What happened to Frank's parents? Like, Mr Miyagi Tanaka shows up and basically tells them that they are shitty parents and Frank needs his training (for real, that speech to his parents is suuuuper fucking condescending), and they're totally cool with him training with/being tortured by Tanaka. Then we never see or hear about his parents again.

 

Also, does he go live with Tanaka? Something about their whole relationship strikes me as weird. Like, I get that they were clearly trying to go for a Karate Kid-type thing where the wise mysterious Asian man teaches the All-American kid to be the best fighter (which is probably a conversation for another time). But in The Karate Kid, Daniel LaRusso was in high school. He has a certain level of independence because he's a bit older than young Frank seems to be (not to mention that his mother seems to be absent often because she's working to support him by herself).

**STORED DATA:**
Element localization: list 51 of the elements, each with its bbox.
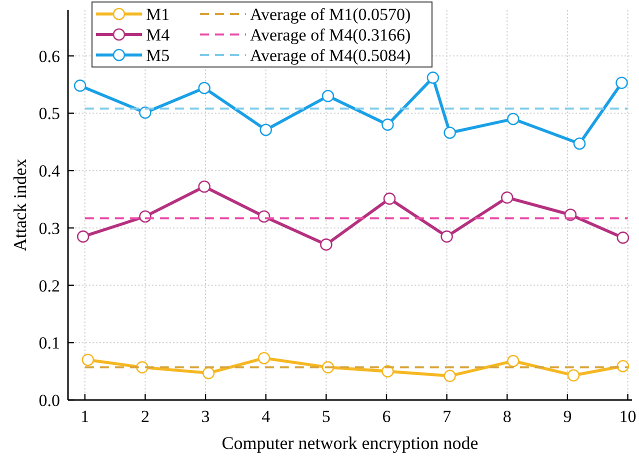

**WHAT IS REQUIRED:** In the post about Frank and Tanaka, why does the writer say Daniel LaRusso in The Karate Kid has a certain level of independence? Answer in one to three sentences.

**FULL SOLUTION:** Daniel LaRusso is in high school, so he is a bit older than young Frank seems to be. His mother also seems to be absent often because she is working to support him by herself.